# [OBJECTIVE]
Return all lines that include the string "title".

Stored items

....................

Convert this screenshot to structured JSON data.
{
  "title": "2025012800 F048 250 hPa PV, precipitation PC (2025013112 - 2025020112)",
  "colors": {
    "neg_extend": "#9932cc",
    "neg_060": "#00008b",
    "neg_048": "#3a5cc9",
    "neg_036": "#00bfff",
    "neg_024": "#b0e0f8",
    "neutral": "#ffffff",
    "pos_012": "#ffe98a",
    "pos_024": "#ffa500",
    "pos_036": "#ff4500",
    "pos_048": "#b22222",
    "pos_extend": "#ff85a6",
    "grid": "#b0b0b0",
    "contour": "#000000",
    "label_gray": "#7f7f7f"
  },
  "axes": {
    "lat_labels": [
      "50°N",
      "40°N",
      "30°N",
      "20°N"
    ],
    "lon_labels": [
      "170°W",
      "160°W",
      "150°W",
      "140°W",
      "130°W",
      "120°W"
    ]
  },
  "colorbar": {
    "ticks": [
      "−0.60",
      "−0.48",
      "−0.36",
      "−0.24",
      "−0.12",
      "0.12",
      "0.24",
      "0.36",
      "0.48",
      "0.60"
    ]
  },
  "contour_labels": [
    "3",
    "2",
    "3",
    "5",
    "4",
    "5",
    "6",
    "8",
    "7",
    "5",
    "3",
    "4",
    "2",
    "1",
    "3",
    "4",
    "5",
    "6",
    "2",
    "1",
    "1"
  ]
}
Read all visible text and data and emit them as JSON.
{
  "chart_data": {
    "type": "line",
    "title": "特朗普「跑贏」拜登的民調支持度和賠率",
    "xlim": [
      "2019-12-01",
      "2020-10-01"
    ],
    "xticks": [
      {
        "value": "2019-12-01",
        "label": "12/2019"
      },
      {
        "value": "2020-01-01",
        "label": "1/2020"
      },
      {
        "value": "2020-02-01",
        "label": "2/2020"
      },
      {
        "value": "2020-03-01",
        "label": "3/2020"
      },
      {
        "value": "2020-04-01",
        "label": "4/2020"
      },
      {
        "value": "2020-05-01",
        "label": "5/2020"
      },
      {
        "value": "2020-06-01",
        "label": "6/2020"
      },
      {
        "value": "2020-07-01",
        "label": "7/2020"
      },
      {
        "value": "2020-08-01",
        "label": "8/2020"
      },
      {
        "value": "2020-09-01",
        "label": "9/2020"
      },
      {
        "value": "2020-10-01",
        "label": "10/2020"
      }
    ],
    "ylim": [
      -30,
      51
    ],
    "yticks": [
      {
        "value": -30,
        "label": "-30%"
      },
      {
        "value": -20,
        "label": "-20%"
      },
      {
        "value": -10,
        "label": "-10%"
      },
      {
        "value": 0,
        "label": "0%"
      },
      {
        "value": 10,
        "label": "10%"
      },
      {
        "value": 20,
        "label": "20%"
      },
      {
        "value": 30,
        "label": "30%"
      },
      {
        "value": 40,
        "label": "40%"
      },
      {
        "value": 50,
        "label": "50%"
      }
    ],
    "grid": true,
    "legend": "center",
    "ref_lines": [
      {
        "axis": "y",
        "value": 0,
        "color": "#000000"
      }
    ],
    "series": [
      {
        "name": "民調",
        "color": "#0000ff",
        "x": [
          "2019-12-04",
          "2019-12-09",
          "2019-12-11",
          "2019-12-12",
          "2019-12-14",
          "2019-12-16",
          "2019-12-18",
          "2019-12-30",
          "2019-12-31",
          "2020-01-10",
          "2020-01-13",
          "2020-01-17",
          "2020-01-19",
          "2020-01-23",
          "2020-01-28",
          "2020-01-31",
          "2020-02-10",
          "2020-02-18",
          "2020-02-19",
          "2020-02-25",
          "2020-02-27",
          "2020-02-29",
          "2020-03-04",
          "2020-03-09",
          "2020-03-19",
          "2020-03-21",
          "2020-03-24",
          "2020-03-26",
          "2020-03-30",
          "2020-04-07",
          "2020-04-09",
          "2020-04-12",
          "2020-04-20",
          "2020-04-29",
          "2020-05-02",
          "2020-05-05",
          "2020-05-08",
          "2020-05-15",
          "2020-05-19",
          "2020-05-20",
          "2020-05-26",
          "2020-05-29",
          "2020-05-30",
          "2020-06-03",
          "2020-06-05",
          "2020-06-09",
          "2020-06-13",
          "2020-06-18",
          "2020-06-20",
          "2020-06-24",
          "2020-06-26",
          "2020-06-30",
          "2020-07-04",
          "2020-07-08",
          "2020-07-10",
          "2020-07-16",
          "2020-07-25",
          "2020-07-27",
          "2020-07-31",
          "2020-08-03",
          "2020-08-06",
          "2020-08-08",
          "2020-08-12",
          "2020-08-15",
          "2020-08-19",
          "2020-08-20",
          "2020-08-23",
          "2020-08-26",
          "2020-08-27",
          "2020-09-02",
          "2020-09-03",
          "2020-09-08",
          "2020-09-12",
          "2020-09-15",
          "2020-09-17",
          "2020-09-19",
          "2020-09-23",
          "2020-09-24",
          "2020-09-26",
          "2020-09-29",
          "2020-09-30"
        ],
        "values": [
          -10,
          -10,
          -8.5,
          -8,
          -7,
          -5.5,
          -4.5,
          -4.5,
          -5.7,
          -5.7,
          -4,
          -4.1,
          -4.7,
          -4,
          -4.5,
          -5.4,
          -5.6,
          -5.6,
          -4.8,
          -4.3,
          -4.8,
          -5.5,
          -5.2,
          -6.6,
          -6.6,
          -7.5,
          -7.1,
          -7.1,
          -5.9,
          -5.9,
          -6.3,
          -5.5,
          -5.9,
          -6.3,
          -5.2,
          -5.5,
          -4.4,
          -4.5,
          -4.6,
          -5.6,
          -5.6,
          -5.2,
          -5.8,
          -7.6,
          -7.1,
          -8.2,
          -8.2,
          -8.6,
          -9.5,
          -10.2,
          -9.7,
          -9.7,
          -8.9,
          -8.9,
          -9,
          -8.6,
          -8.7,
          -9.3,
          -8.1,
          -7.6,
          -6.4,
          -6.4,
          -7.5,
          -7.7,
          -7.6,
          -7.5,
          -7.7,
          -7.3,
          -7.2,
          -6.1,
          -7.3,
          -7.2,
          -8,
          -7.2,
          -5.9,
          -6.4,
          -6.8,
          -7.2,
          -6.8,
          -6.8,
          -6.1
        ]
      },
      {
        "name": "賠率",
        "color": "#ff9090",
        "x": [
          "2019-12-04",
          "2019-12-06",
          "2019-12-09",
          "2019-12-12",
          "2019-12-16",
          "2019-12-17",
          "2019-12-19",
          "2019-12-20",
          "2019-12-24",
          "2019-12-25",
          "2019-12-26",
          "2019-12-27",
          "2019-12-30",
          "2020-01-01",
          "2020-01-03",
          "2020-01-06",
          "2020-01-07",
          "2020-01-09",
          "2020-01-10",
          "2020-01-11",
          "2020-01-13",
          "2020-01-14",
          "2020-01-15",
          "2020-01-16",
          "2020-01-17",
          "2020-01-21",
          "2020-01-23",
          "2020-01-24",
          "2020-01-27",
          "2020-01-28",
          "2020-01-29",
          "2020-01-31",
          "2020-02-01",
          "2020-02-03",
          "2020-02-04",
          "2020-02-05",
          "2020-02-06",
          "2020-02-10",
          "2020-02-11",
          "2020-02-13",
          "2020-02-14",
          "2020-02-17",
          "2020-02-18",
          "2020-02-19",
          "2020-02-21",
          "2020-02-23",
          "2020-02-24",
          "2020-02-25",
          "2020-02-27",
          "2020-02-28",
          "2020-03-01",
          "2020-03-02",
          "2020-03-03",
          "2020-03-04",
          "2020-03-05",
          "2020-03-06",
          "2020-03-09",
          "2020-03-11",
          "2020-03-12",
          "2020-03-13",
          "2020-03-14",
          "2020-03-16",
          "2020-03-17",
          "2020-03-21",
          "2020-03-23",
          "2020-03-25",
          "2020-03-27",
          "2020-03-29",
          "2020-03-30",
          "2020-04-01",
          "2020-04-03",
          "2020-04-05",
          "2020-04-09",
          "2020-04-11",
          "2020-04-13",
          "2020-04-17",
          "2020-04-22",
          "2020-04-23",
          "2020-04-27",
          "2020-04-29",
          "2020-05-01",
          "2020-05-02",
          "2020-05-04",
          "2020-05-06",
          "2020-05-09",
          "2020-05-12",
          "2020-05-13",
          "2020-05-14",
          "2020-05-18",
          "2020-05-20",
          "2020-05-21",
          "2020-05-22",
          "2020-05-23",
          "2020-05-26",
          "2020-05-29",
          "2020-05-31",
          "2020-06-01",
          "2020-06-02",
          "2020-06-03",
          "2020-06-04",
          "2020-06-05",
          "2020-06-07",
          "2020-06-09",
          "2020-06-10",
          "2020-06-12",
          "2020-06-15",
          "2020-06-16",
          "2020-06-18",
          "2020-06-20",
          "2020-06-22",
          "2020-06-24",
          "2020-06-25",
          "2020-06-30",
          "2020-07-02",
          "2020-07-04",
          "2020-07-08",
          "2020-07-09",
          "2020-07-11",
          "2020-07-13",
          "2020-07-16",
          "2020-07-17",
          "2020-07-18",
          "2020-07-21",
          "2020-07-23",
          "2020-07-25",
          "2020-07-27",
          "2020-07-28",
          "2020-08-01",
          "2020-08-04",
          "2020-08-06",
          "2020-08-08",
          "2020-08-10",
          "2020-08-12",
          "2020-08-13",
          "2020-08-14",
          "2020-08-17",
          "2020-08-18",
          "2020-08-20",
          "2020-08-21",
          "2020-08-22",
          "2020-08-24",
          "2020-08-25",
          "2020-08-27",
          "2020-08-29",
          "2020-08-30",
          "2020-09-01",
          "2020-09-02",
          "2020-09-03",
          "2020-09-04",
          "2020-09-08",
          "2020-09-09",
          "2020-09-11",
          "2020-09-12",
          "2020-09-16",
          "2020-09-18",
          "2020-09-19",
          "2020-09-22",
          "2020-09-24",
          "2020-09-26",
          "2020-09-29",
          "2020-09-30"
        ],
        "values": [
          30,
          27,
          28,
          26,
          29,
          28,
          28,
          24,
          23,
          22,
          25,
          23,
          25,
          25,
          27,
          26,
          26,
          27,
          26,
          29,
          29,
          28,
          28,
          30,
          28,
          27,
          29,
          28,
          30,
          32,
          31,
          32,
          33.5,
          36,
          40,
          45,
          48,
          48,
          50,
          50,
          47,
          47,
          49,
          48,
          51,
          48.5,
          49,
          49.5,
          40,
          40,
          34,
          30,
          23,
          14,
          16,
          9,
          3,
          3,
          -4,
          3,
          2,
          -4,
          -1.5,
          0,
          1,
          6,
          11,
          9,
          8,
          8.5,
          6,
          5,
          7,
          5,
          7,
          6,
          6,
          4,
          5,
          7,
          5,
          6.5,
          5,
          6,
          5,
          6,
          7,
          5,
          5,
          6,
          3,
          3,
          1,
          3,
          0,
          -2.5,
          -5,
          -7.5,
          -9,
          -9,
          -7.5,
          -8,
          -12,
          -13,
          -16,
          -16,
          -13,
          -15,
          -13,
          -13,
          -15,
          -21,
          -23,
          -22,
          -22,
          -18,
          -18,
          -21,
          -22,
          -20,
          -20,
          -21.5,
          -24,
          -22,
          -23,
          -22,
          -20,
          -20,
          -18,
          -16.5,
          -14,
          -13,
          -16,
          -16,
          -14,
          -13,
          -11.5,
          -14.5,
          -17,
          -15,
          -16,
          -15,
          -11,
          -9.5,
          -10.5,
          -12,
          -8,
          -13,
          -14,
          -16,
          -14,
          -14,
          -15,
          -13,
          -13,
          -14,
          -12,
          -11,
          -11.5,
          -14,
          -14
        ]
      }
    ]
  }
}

....................

# [RESPONSE TO THIS TASK]
  "title": "2025012800 F048 250 hPa PV, precipitation PC (2025013112 - 2025020112)",
    "title": "特朗普「跑贏」拜登的民調支持度和賠率",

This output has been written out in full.